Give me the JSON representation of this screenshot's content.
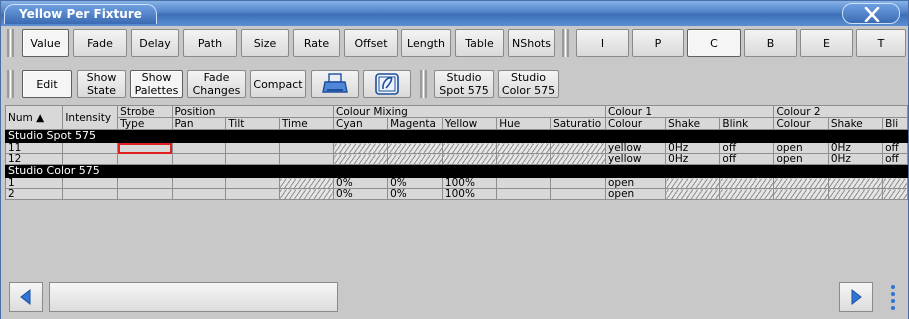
{
  "window": {
    "title": "Yellow Per Fixture"
  },
  "toolbar1": {
    "buttons": [
      "Value",
      "Fade",
      "Delay",
      "Path",
      "Size",
      "Rate",
      "Offset",
      "Length",
      "Table",
      "NShots"
    ],
    "feature_buttons": [
      "I",
      "P",
      "C",
      "B",
      "E",
      "T"
    ],
    "selected": "Value",
    "selected_feature": "C"
  },
  "toolbar2": {
    "edit": "Edit",
    "show_state": [
      "Show",
      "State"
    ],
    "show_palettes": [
      "Show",
      "Palettes"
    ],
    "fade_changes": [
      "Fade",
      "Changes"
    ],
    "compact": "Compact",
    "fixture_spot": [
      "Studio",
      "Spot 575"
    ],
    "fixture_color": [
      "Studio",
      "Color 575"
    ]
  },
  "grid": {
    "group_headers": {
      "strobe": "Strobe",
      "position": "Position",
      "colour_mixing": "Colour Mixing",
      "colour1": "Colour 1",
      "colour2": "Colour 2"
    },
    "columns": [
      "Num",
      "Intensity",
      "Type",
      "Pan",
      "Tilt",
      "Time",
      "Cyan",
      "Magenta",
      "Yellow",
      "Hue",
      "Saturatio",
      "Colour",
      "Shake",
      "Blink",
      "Colour",
      "Shake",
      "Bli"
    ],
    "sort_indicator": "▲",
    "groups": [
      {
        "name": "Studio Spot 575",
        "rows": [
          {
            "num": "11",
            "colour1": "yellow",
            "shake1": "0Hz",
            "blink1": "off",
            "colour2": "open",
            "shake2": "0Hz",
            "blink2": "off"
          },
          {
            "num": "12",
            "colour1": "yellow",
            "shake1": "0Hz",
            "blink1": "off",
            "colour2": "open",
            "shake2": "0Hz",
            "blink2": "off"
          }
        ]
      },
      {
        "name": "Studio Color 575",
        "rows": [
          {
            "num": "1",
            "cyan": "0%",
            "magenta": "0%",
            "yellow": "100%",
            "colour1": "open"
          },
          {
            "num": "2",
            "cyan": "0%",
            "magenta": "0%",
            "yellow": "100%",
            "colour1": "open"
          }
        ]
      }
    ]
  },
  "icons": {
    "close": "close-icon",
    "print": "print-icon",
    "palette": "palette-icon",
    "left": "arrow-left-icon",
    "right": "arrow-right-icon",
    "menu": "more-vertical-icon"
  }
}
^^^^^^^^
Repeat the listing verbatim. Skip the pictures.

Give me the JSON representation of this screenshot's content.
{
  "window": {
    "title": "Yellow Per Fixture"
  },
  "toolbar1": {
    "buttons": [
      "Value",
      "Fade",
      "Delay",
      "Path",
      "Size",
      "Rate",
      "Offset",
      "Length",
      "Table",
      "NShots"
    ],
    "feature_buttons": [
      "I",
      "P",
      "C",
      "B",
      "E",
      "T"
    ],
    "selected": "Value",
    "selected_feature": "C"
  },
  "toolbar2": {
    "edit": "Edit",
    "show_state": [
      "Show",
      "State"
    ],
    "show_palettes": [
      "Show",
      "Palettes"
    ],
    "fade_changes": [
      "Fade",
      "Changes"
    ],
    "compact": "Compact",
    "fixture_spot": [
      "Studio",
      "Spot 575"
    ],
    "fixture_color": [
      "Studio",
      "Color 575"
    ]
  },
  "grid": {
    "group_headers": {
      "strobe": "Strobe",
      "position": "Position",
      "colour_mixing": "Colour Mixing",
      "colour1": "Colour 1",
      "colour2": "Colour 2"
    },
    "columns": [
      "Num",
      "Intensity",
      "Type",
      "Pan",
      "Tilt",
      "Time",
      "Cyan",
      "Magenta",
      "Yellow",
      "Hue",
      "Saturatio",
      "Colour",
      "Shake",
      "Blink",
      "Colour",
      "Shake",
      "Bli"
    ],
    "sort_indicator": "▲",
    "groups": [
      {
        "name": "Studio Spot 575",
        "rows": [
          {
            "num": "11",
            "colour1": "yellow",
            "shake1": "0Hz",
            "blink1": "off",
            "colour2": "open",
            "shake2": "0Hz",
            "blink2": "off"
          },
          {
            "num": "12",
            "colour1": "yellow",
            "shake1": "0Hz",
            "blink1": "off",
            "colour2": "open",
            "shake2": "0Hz",
            "blink2": "off"
          }
        ]
      },
      {
        "name": "Studio Color 575",
        "rows": [
          {
            "num": "1",
            "cyan": "0%",
            "magenta": "0%",
            "yellow": "100%",
            "colour1": "open"
          },
          {
            "num": "2",
            "cyan": "0%",
            "magenta": "0%",
            "yellow": "100%",
            "colour1": "open"
          }
        ]
      }
    ]
  },
  "icons": {
    "close": "close-icon",
    "print": "print-icon",
    "palette": "palette-icon",
    "left": "arrow-left-icon",
    "right": "arrow-right-icon",
    "menu": "more-vertical-icon"
  }
}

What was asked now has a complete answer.